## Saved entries
-- start --
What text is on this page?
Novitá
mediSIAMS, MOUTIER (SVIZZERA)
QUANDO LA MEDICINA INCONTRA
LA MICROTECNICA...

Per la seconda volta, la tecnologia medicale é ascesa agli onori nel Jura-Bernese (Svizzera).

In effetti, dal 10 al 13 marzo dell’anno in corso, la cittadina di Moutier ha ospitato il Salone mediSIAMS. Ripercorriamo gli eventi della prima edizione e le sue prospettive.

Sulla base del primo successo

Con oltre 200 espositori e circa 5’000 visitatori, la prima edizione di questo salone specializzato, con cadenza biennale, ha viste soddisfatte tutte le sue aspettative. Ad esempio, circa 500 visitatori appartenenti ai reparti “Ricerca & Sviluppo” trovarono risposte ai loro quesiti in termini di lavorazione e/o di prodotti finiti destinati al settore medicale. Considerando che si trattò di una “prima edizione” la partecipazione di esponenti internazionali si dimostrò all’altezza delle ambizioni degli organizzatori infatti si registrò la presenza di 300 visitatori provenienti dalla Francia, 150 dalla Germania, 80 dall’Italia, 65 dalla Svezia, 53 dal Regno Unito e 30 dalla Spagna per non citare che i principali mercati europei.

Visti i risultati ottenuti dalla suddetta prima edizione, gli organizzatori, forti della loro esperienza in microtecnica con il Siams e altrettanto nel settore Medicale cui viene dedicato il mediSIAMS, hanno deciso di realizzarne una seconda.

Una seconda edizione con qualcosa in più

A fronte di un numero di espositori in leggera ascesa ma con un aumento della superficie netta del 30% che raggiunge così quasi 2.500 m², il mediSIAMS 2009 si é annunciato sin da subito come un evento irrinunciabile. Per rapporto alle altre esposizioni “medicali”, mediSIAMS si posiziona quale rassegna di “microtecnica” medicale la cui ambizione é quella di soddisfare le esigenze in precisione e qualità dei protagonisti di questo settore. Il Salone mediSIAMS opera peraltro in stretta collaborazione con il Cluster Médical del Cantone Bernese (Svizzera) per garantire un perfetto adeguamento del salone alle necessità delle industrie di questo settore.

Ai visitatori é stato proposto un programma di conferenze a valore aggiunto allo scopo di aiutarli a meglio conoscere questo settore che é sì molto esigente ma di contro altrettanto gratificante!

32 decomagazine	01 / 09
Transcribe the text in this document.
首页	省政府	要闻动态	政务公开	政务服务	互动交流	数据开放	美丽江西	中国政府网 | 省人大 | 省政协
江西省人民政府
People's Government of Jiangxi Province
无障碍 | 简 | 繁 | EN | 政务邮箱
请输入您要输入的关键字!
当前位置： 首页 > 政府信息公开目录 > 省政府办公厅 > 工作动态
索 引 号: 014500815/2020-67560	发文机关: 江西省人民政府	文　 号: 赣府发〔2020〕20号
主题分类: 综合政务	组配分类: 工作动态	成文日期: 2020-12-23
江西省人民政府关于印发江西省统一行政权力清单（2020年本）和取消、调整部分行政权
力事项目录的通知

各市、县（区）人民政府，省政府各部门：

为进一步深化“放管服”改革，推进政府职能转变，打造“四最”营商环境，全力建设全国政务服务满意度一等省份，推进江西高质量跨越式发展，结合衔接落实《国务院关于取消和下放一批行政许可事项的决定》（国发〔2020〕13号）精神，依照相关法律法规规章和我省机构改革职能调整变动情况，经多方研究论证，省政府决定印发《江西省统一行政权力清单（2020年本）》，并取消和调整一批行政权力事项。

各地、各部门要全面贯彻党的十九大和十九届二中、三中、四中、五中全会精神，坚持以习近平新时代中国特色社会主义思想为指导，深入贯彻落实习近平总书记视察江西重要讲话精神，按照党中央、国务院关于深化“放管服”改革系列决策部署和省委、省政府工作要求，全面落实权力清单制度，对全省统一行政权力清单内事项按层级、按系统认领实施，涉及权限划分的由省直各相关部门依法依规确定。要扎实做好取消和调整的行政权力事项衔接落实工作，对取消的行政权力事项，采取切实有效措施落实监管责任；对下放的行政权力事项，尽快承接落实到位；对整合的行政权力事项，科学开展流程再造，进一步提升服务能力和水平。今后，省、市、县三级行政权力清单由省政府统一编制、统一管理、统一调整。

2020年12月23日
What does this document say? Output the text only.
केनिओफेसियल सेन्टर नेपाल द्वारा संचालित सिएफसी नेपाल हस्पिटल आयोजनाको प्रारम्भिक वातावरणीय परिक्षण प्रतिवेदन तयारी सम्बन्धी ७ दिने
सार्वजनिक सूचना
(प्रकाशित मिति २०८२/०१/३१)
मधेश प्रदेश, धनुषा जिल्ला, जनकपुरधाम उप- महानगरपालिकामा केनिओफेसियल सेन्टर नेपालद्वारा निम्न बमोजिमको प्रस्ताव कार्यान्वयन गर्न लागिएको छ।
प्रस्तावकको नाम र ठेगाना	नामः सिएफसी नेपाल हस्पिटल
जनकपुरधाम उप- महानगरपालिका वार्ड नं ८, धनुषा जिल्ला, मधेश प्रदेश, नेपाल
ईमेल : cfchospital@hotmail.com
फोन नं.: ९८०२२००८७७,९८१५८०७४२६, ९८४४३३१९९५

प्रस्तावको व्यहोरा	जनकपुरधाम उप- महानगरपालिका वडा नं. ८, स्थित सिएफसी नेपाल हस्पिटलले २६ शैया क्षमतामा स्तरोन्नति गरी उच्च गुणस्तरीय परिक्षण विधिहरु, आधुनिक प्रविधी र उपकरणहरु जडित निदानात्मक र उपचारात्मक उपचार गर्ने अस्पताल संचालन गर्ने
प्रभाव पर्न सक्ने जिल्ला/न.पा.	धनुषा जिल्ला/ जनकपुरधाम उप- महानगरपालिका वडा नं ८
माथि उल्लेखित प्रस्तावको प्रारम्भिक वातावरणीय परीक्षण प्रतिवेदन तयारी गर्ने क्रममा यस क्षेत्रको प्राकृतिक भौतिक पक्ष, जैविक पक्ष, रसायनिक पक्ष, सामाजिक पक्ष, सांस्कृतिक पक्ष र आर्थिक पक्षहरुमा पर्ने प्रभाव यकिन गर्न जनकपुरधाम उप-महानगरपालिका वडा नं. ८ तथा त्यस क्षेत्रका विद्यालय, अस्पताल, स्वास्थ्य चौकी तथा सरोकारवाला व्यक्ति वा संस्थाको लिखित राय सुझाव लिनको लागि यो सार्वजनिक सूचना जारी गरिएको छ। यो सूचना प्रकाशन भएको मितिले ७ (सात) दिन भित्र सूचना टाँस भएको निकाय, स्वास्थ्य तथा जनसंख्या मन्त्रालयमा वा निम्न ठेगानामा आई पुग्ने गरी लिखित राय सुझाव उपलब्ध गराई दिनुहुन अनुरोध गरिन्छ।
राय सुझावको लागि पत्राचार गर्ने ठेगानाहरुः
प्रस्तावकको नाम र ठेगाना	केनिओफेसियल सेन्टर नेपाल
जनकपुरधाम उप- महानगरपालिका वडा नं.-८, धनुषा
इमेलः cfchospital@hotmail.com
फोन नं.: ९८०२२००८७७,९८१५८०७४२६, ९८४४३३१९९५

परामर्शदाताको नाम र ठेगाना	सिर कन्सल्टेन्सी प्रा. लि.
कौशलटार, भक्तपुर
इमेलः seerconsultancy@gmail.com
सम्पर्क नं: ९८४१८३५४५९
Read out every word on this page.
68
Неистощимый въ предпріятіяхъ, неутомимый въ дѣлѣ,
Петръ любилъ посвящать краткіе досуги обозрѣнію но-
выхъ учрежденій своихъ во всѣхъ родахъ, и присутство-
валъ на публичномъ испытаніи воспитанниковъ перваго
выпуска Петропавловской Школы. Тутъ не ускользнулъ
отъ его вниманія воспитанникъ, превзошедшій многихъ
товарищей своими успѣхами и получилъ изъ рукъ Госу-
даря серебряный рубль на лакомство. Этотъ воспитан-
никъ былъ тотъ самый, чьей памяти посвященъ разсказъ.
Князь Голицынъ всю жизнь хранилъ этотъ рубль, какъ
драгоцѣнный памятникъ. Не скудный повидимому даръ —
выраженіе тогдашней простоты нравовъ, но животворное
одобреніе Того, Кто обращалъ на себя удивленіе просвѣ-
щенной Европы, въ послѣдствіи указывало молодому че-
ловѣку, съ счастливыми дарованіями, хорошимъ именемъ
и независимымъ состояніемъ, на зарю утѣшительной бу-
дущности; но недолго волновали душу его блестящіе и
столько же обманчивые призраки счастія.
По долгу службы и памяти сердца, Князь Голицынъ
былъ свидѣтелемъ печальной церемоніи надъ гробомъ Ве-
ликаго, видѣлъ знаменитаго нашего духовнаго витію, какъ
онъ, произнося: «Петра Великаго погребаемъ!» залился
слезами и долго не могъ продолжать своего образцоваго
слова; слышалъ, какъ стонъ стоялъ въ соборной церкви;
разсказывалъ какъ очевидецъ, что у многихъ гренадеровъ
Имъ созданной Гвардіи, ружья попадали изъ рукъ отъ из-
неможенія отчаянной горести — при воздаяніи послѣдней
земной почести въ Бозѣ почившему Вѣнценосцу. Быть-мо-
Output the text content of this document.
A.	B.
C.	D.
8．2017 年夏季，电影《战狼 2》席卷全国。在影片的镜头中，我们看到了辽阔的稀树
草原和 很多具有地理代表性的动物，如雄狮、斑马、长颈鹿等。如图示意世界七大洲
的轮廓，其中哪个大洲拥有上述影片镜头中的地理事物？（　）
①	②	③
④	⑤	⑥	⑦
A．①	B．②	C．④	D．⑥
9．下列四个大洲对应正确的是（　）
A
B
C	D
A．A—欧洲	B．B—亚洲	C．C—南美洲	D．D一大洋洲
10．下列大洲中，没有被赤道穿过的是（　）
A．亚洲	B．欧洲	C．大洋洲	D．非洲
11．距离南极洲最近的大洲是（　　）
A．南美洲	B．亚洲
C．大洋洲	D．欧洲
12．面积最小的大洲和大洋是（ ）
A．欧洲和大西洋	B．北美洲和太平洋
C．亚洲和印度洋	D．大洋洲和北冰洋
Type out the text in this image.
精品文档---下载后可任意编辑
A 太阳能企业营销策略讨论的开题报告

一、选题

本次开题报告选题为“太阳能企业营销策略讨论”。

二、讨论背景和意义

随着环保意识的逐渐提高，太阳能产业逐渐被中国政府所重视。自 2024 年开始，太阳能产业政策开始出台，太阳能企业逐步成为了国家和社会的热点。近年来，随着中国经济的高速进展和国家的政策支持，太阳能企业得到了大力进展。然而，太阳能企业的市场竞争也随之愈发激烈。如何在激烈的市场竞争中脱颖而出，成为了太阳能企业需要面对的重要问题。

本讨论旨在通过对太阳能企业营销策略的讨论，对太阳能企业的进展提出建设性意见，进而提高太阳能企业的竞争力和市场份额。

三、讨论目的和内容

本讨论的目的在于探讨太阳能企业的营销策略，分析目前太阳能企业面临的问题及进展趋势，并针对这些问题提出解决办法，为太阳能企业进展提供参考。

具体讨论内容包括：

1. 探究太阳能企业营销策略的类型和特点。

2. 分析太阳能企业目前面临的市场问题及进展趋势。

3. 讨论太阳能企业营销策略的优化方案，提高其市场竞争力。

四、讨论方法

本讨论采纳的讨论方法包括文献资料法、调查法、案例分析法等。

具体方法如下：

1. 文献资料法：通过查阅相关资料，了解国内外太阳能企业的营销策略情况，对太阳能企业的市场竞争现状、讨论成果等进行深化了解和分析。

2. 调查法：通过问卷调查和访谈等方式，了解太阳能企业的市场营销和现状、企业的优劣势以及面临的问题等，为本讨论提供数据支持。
-- end --
## Work to be completed
Go through the records and copy each line with "рубль" in it.

## Result below
даря серебряный рубль на лакомство. Этотъ воспитан-
Князь Голицынъ всю жизнь хранилъ этотъ рубль, какъ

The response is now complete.